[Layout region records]
-*-

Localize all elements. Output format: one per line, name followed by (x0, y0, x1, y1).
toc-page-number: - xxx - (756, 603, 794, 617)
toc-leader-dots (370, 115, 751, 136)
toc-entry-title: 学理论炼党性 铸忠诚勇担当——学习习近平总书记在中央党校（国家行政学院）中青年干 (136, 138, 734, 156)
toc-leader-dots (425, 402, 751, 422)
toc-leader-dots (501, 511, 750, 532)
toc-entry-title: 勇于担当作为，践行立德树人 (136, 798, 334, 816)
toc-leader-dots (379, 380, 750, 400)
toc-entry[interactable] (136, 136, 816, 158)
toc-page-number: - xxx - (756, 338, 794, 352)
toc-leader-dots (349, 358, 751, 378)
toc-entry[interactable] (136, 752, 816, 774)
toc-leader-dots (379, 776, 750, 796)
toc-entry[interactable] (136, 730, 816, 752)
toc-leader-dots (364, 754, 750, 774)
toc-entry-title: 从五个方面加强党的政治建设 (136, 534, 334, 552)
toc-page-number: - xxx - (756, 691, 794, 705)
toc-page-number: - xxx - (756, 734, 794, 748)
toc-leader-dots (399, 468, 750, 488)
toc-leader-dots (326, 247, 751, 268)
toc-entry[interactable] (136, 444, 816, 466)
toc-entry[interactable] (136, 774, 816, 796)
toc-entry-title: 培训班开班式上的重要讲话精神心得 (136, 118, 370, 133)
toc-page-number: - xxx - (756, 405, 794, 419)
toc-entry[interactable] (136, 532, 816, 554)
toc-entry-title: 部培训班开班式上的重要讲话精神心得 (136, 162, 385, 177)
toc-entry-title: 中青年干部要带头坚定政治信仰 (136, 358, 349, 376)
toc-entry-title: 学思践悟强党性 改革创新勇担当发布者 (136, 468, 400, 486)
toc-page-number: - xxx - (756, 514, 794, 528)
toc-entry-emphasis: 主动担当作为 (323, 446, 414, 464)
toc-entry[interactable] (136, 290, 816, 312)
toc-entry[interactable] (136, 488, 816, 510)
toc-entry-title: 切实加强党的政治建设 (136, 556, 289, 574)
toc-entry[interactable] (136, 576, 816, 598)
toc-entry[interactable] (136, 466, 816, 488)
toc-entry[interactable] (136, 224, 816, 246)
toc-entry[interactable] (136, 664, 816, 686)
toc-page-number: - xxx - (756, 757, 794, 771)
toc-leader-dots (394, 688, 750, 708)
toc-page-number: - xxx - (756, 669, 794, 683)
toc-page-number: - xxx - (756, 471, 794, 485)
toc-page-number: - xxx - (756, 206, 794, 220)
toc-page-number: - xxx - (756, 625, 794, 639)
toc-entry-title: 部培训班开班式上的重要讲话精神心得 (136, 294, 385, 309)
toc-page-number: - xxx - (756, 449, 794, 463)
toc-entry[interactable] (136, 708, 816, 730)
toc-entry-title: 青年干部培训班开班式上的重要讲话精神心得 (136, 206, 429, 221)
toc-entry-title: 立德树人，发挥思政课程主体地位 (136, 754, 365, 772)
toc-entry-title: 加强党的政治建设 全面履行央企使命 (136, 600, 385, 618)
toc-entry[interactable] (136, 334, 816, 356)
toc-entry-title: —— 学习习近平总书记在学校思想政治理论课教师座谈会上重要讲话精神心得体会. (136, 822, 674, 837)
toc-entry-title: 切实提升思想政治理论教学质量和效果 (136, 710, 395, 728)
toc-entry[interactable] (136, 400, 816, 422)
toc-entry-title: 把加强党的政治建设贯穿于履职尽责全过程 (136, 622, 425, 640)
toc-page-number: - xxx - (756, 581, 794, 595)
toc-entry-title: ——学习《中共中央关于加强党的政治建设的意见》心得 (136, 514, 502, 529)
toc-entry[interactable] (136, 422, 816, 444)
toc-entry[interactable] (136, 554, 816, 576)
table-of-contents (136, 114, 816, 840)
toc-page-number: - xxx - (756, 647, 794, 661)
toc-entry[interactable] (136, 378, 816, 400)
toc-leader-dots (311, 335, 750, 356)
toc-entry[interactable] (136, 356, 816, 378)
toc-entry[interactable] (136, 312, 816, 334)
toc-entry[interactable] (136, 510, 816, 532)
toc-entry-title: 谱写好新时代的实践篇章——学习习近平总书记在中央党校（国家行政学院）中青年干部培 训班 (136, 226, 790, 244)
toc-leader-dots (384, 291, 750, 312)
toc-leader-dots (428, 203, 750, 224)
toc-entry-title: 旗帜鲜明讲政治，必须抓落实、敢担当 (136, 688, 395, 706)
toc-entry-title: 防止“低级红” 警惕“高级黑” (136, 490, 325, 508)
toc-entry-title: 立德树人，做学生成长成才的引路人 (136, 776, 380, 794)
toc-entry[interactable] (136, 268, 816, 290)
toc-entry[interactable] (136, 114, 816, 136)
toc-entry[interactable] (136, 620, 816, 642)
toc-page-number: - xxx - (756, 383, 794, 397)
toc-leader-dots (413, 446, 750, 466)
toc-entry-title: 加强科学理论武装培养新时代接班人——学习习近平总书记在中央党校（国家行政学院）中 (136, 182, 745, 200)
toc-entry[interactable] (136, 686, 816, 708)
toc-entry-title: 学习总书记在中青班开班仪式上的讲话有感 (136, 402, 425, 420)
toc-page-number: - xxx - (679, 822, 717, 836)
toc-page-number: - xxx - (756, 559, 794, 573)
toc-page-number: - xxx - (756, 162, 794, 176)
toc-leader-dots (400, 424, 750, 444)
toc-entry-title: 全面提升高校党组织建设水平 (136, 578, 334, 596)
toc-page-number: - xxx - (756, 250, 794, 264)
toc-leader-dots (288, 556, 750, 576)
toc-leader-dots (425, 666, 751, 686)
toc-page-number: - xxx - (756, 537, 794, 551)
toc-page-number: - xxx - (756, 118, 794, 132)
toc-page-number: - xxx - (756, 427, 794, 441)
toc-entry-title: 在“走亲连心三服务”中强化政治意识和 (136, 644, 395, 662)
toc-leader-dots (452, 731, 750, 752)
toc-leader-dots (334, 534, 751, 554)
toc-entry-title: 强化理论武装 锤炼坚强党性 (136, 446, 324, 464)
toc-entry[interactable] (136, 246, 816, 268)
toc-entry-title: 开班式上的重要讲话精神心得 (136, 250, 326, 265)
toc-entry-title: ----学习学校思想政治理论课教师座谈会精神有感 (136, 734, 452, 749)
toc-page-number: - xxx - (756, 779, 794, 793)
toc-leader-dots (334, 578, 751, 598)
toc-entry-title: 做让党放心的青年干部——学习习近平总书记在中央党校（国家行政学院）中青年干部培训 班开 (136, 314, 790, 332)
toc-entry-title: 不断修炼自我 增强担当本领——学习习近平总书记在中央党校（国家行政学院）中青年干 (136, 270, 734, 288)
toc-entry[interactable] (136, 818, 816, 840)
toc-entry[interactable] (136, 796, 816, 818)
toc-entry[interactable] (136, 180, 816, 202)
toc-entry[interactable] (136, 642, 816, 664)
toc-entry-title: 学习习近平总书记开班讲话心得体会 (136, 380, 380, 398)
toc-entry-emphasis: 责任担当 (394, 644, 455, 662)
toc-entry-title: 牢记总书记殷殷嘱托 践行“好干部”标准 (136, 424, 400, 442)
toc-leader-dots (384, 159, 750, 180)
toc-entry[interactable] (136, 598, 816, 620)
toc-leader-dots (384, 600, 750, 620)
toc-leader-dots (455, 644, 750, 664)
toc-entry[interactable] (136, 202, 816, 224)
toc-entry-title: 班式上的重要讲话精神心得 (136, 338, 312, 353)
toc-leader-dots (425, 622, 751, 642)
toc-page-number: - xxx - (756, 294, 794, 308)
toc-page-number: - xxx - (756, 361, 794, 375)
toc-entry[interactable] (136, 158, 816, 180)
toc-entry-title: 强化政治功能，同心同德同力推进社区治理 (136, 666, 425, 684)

-*-

EXERCISE: Rewrite the stretch from the start of the rows through the row containing "toc-entry-title: 勇于担当作为，践行立德树人 (136, 798, 334, 816)", swapping "toc-leader-dots" for "toc-dot-leader" and changing nothing else.

TASK ANSWER:
Localize all elements. Output format: one per line, name followed by (x0, y0, x1, y1).
toc-page-number: - xxx - (756, 603, 794, 617)
toc-dot-leader (370, 115, 751, 136)
toc-entry-title: 学理论炼党性 铸忠诚勇担当——学习习近平总书记在中央党校（国家行政学院）中青年干 (136, 138, 734, 156)
toc-dot-leader (425, 402, 751, 422)
toc-dot-leader (501, 511, 750, 532)
toc-entry-title: 勇于担当作为，践行立德树人 (136, 798, 334, 816)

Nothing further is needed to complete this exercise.